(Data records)
----
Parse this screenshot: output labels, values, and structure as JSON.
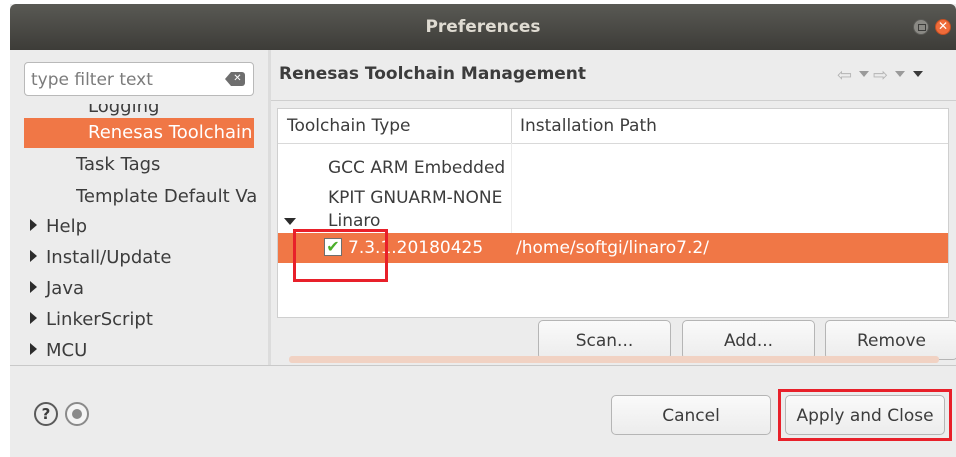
{
  "window": {
    "title": "Preferences"
  },
  "filter": {
    "placeholder": "type filter text"
  },
  "tree": {
    "partial_item": "Logging",
    "selected_item": "Renesas Toolchain Management",
    "items": [
      {
        "label": "Task Tags",
        "expandable": false
      },
      {
        "label": "Template Default Values",
        "expandable": false
      },
      {
        "label": "Help",
        "expandable": true
      },
      {
        "label": "Install/Update",
        "expandable": true
      },
      {
        "label": "Java",
        "expandable": true
      },
      {
        "label": "LinkerScript",
        "expandable": true
      },
      {
        "label": "MCU",
        "expandable": true
      }
    ]
  },
  "page": {
    "title": "Renesas Toolchain Management"
  },
  "table": {
    "columns": [
      "Toolchain Type",
      "Installation Path"
    ],
    "rows": [
      {
        "type": "GCC ARM Embedded",
        "path": ""
      },
      {
        "type": "KPIT GNUARM-NONE",
        "path": ""
      },
      {
        "type": "Linaro",
        "path": "",
        "expanded": true
      },
      {
        "type": "7.3.1.20180425",
        "path": "/home/softgi/linaro7.2/",
        "checked": true,
        "selected": true
      }
    ]
  },
  "buttons": {
    "scan": "Scan...",
    "add": "Add...",
    "remove": "Remove",
    "cancel": "Cancel",
    "apply_close": "Apply and Close"
  },
  "icons": {
    "help": "?",
    "check": "✔",
    "clear": "✕"
  },
  "colors": {
    "selection": "#f07746",
    "highlight_box": "#e8202a",
    "titlebar": "#3d3c38"
  }
}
----
* WHAT TO WORK ON
Every line above should be returned exactly; the pictures stay out.

* TASK RESULT
Parse this screenshot: output labels, values, and structure as JSON.
{
  "window": {
    "title": "Preferences"
  },
  "filter": {
    "placeholder": "type filter text"
  },
  "tree": {
    "partial_item": "Logging",
    "selected_item": "Renesas Toolchain Management",
    "items": [
      {
        "label": "Task Tags",
        "expandable": false
      },
      {
        "label": "Template Default Values",
        "expandable": false
      },
      {
        "label": "Help",
        "expandable": true
      },
      {
        "label": "Install/Update",
        "expandable": true
      },
      {
        "label": "Java",
        "expandable": true
      },
      {
        "label": "LinkerScript",
        "expandable": true
      },
      {
        "label": "MCU",
        "expandable": true
      }
    ]
  },
  "page": {
    "title": "Renesas Toolchain Management"
  },
  "table": {
    "columns": [
      "Toolchain Type",
      "Installation Path"
    ],
    "rows": [
      {
        "type": "GCC ARM Embedded",
        "path": ""
      },
      {
        "type": "KPIT GNUARM-NONE",
        "path": ""
      },
      {
        "type": "Linaro",
        "path": "",
        "expanded": true
      },
      {
        "type": "7.3.1.20180425",
        "path": "/home/softgi/linaro7.2/",
        "checked": true,
        "selected": true
      }
    ]
  },
  "buttons": {
    "scan": "Scan...",
    "add": "Add...",
    "remove": "Remove",
    "cancel": "Cancel",
    "apply_close": "Apply and Close"
  },
  "icons": {
    "help": "?",
    "check": "✔",
    "clear": "✕"
  },
  "colors": {
    "selection": "#f07746",
    "highlight_box": "#e8202a",
    "titlebar": "#3d3c38"
  }
}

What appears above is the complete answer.